## YOUR OBJECTIVE
Transcribe each entry below exactly. Pictures do not go in the copy.

******************************

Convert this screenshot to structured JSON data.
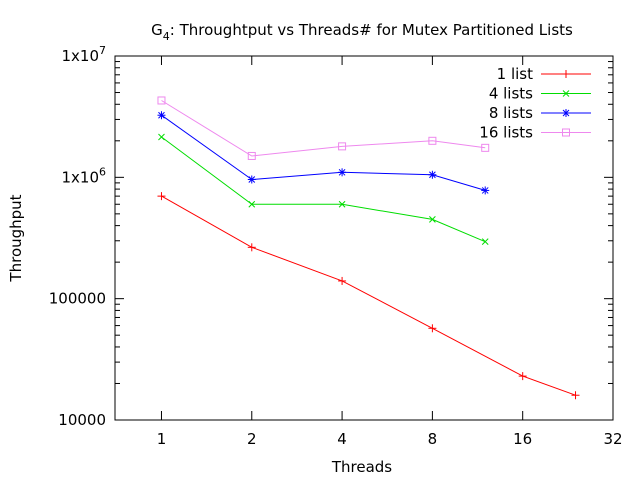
{
  "chart_data": {
    "type": "line",
    "title": "G4: Throughtput vs Threads# for Mutex Partitioned Lists",
    "title_base": "G",
    "title_subscript": "4",
    "title_rest": ": Throughtput vs Threads# for Mutex Partitioned Lists",
    "xlabel": "Threads",
    "ylabel": "Throughput",
    "x_scale": "log2",
    "y_scale": "log10",
    "xlim": [
      0.7,
      32
    ],
    "ylim": [
      10000,
      10000000
    ],
    "x_ticks": [
      {
        "value": 1,
        "label": "1"
      },
      {
        "value": 2,
        "label": "2"
      },
      {
        "value": 4,
        "label": "4"
      },
      {
        "value": 8,
        "label": "8"
      },
      {
        "value": 16,
        "label": "16"
      },
      {
        "value": 32,
        "label": "32"
      }
    ],
    "y_ticks": [
      {
        "value": 10000,
        "label": "10000",
        "type": "plain"
      },
      {
        "value": 100000,
        "label": "100000",
        "type": "plain"
      },
      {
        "value": 1000000,
        "label": "1x10",
        "exp": "6",
        "type": "exp"
      },
      {
        "value": 10000000,
        "label": "1x10",
        "exp": "7",
        "type": "exp"
      }
    ],
    "grid": false,
    "legend_position": "top-right",
    "series": [
      {
        "name": "1 list",
        "color": "#ff0000",
        "marker": "plus",
        "x": [
          1,
          2,
          4,
          8,
          16,
          24
        ],
        "y": [
          700000,
          265000,
          140000,
          57000,
          23000,
          16000
        ]
      },
      {
        "name": "4 lists",
        "color": "#00dd00",
        "marker": "cross",
        "x": [
          1,
          2,
          4,
          8,
          12
        ],
        "y": [
          2150000,
          600000,
          600000,
          450000,
          295000
        ]
      },
      {
        "name": "8 lists",
        "color": "#0000ff",
        "marker": "star",
        "x": [
          1,
          2,
          4,
          8,
          12
        ],
        "y": [
          3250000,
          960000,
          1100000,
          1050000,
          780000
        ]
      },
      {
        "name": "16 lists",
        "color": "#ee88ee",
        "marker": "square",
        "x": [
          1,
          2,
          4,
          8,
          12
        ],
        "y": [
          4300000,
          1500000,
          1800000,
          2000000,
          1750000
        ]
      }
    ]
  }
}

******************************

## SOLUTION
Convert this screenshot to structured JSON data.
{
  "chart_data": {
    "type": "line",
    "title": "G4: Throughtput vs Threads# for Mutex Partitioned Lists",
    "title_base": "G",
    "title_subscript": "4",
    "title_rest": ": Throughtput vs Threads# for Mutex Partitioned Lists",
    "xlabel": "Threads",
    "ylabel": "Throughput",
    "x_scale": "log2",
    "y_scale": "log10",
    "xlim": [
      0.7,
      32
    ],
    "ylim": [
      10000,
      10000000
    ],
    "x_ticks": [
      {
        "value": 1,
        "label": "1"
      },
      {
        "value": 2,
        "label": "2"
      },
      {
        "value": 4,
        "label": "4"
      },
      {
        "value": 8,
        "label": "8"
      },
      {
        "value": 16,
        "label": "16"
      },
      {
        "value": 32,
        "label": "32"
      }
    ],
    "y_ticks": [
      {
        "value": 10000,
        "label": "10000",
        "type": "plain"
      },
      {
        "value": 100000,
        "label": "100000",
        "type": "plain"
      },
      {
        "value": 1000000,
        "label": "1x10",
        "exp": "6",
        "type": "exp"
      },
      {
        "value": 10000000,
        "label": "1x10",
        "exp": "7",
        "type": "exp"
      }
    ],
    "grid": false,
    "legend_position": "top-right",
    "series": [
      {
        "name": "1 list",
        "color": "#ff0000",
        "marker": "plus",
        "x": [
          1,
          2,
          4,
          8,
          16,
          24
        ],
        "y": [
          700000,
          265000,
          140000,
          57000,
          23000,
          16000
        ]
      },
      {
        "name": "4 lists",
        "color": "#00dd00",
        "marker": "cross",
        "x": [
          1,
          2,
          4,
          8,
          12
        ],
        "y": [
          2150000,
          600000,
          600000,
          450000,
          295000
        ]
      },
      {
        "name": "8 lists",
        "color": "#0000ff",
        "marker": "star",
        "x": [
          1,
          2,
          4,
          8,
          12
        ],
        "y": [
          3250000,
          960000,
          1100000,
          1050000,
          780000
        ]
      },
      {
        "name": "16 lists",
        "color": "#ee88ee",
        "marker": "square",
        "x": [
          1,
          2,
          4,
          8,
          12
        ],
        "y": [
          4300000,
          1500000,
          1800000,
          2000000,
          1750000
        ]
      }
    ]
  }
}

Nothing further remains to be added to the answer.